SET PROBLEM: Gather every line that includes the word "JSON", please.

ENTRIES SHOWN:
* * * * * * * * *
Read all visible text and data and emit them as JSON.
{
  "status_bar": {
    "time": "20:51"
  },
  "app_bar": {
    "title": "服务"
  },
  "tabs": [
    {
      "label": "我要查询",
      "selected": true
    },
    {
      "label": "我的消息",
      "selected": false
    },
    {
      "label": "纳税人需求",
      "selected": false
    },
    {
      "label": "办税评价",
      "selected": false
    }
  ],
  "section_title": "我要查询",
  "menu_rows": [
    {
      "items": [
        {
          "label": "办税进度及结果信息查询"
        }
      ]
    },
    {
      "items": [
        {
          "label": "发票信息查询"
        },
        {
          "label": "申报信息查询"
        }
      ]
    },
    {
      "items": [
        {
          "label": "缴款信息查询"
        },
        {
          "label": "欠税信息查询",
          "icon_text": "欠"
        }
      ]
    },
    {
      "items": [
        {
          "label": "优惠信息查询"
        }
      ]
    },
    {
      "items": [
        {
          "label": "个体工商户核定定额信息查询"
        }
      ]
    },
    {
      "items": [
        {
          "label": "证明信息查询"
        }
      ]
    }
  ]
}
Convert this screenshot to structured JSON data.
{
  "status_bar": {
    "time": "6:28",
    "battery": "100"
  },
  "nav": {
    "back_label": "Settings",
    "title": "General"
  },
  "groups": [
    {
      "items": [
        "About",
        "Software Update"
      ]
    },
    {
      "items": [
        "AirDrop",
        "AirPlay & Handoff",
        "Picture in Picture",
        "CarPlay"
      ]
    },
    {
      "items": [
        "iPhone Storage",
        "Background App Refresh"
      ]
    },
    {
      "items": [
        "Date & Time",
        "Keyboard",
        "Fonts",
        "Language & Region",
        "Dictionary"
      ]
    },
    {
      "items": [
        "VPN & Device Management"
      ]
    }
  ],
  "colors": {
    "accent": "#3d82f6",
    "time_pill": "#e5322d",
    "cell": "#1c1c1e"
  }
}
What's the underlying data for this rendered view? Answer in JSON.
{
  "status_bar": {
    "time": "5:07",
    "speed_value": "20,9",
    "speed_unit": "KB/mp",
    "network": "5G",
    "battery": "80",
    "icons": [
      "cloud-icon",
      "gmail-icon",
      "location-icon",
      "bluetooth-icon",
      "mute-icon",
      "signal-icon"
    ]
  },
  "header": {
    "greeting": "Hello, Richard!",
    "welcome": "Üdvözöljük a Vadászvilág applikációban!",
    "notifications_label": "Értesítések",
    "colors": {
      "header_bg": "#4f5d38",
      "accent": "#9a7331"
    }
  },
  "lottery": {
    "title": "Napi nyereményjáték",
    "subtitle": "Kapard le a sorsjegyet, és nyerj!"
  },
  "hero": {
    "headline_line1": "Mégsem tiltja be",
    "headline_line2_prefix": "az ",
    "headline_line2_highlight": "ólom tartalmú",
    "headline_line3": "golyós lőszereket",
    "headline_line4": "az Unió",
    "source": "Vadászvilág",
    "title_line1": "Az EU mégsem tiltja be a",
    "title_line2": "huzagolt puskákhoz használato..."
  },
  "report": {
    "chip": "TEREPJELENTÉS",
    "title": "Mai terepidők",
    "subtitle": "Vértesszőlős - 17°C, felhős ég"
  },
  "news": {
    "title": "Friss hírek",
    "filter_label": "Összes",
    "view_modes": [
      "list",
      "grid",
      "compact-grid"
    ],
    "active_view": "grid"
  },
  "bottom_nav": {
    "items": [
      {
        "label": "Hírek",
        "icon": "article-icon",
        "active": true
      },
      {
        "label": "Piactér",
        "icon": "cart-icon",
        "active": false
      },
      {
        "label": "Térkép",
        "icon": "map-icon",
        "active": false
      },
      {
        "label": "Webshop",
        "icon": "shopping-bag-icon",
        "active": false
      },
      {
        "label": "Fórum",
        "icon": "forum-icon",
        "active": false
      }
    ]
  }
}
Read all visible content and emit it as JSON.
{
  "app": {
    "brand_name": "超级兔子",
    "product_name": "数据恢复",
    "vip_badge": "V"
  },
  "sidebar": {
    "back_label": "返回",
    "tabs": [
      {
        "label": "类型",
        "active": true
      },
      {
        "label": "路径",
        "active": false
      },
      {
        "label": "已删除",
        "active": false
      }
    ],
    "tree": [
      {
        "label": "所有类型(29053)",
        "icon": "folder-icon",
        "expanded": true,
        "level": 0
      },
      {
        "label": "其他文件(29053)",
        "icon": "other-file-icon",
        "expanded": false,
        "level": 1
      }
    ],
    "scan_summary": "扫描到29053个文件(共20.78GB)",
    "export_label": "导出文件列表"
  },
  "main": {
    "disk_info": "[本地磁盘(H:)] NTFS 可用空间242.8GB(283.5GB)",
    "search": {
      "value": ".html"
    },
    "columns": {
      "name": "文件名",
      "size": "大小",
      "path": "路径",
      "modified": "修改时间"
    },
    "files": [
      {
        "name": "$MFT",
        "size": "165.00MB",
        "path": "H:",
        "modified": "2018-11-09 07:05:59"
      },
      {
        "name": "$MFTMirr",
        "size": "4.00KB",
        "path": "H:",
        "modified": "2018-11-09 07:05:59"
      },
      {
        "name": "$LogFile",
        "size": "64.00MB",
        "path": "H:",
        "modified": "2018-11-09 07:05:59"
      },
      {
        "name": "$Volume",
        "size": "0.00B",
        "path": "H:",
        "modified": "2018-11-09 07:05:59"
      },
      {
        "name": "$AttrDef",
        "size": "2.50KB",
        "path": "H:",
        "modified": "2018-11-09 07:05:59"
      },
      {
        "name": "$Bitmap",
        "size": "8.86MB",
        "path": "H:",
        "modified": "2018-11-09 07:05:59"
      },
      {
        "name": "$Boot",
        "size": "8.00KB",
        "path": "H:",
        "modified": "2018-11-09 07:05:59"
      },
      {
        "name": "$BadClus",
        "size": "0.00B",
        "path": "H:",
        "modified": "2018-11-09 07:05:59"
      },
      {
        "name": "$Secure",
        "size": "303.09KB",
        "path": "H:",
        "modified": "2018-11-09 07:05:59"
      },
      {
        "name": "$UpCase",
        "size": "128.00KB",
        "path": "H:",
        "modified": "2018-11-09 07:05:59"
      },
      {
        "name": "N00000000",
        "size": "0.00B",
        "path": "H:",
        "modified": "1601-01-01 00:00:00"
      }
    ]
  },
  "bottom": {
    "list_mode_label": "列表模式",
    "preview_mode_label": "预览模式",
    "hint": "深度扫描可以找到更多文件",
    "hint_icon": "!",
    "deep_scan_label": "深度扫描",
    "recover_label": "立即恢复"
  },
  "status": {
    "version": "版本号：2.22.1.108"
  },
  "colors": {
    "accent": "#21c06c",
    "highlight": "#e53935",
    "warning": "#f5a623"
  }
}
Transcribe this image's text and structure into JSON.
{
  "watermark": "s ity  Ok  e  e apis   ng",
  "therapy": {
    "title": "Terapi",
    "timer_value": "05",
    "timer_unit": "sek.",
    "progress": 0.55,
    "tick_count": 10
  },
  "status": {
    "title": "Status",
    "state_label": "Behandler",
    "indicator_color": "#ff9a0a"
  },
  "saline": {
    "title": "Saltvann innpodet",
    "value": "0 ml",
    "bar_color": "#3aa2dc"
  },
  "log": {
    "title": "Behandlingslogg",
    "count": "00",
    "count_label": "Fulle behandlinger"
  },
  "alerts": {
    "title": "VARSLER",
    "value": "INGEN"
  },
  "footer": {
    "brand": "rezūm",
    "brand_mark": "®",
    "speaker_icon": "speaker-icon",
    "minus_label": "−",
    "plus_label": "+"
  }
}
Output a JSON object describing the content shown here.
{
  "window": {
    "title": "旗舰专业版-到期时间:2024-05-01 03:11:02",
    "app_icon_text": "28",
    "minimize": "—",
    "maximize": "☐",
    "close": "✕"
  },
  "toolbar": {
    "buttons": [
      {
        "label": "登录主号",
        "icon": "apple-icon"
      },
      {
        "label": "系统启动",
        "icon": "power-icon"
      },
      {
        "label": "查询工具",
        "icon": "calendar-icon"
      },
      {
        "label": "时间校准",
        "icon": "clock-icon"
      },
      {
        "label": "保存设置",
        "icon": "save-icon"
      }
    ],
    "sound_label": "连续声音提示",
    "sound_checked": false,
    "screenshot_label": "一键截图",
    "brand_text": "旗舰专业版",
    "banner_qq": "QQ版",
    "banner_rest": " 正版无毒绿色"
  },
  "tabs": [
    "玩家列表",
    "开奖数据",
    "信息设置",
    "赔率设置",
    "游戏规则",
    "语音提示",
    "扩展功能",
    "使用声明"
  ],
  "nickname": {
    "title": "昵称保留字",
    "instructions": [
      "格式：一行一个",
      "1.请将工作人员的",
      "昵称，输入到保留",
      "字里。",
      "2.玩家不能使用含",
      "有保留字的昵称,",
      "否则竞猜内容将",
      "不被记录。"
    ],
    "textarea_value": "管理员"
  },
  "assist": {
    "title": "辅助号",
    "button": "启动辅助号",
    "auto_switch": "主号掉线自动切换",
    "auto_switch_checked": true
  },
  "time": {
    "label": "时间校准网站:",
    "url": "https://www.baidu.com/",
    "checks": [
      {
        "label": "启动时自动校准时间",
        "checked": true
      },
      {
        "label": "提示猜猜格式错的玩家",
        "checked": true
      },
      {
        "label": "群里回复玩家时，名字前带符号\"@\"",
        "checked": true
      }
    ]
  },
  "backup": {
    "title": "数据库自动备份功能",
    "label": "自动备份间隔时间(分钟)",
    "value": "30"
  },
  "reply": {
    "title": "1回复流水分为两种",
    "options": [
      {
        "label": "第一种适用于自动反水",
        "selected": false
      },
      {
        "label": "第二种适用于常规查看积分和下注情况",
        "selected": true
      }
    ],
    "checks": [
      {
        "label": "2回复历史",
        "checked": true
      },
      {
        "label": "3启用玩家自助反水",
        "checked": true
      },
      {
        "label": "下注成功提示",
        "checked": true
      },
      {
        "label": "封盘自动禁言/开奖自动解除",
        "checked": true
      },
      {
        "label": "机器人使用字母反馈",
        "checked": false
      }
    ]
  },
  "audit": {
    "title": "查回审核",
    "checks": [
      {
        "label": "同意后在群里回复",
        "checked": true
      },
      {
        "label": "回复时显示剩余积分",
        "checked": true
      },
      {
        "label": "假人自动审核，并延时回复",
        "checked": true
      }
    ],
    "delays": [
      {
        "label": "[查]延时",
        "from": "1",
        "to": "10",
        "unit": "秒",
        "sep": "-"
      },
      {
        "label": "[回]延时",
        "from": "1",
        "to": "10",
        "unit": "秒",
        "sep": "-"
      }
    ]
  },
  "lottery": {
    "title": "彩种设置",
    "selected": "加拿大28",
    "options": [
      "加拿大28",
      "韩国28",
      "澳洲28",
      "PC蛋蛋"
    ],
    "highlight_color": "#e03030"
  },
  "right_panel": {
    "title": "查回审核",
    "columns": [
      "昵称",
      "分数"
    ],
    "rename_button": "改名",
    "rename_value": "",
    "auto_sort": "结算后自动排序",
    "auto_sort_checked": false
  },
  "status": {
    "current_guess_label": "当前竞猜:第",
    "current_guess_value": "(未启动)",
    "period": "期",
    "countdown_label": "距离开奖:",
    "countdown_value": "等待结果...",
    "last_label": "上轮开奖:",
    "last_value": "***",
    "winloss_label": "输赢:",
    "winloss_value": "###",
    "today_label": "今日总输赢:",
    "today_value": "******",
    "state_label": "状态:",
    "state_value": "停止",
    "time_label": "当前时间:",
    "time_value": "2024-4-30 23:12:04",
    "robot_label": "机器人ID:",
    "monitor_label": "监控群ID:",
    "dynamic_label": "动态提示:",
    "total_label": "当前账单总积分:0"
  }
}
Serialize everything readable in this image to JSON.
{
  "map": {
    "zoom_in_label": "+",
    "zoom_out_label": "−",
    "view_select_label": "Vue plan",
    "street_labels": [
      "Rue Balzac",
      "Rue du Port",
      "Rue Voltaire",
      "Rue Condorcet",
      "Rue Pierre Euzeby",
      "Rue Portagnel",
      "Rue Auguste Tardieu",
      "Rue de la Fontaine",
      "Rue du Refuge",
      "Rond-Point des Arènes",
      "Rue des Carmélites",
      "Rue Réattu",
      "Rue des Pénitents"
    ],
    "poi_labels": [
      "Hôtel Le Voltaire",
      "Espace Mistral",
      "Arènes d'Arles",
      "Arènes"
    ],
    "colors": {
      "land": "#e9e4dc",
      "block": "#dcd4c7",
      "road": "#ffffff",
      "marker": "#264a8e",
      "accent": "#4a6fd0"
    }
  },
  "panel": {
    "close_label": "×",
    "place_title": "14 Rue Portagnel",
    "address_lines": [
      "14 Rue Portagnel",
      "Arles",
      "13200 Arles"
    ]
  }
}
* * * * * * * * *
COMPLETE OUTPUT:
Read all visible text and data and emit them as JSON.
Convert this screenshot to structured JSON data.
What's the underlying data for this rendered view? Answer in JSON.
Read all visible content and emit it as JSON.
Transcribe this image's text and structure into JSON.
Output a JSON object describing the content shown here.
Serialize everything readable in this image to JSON.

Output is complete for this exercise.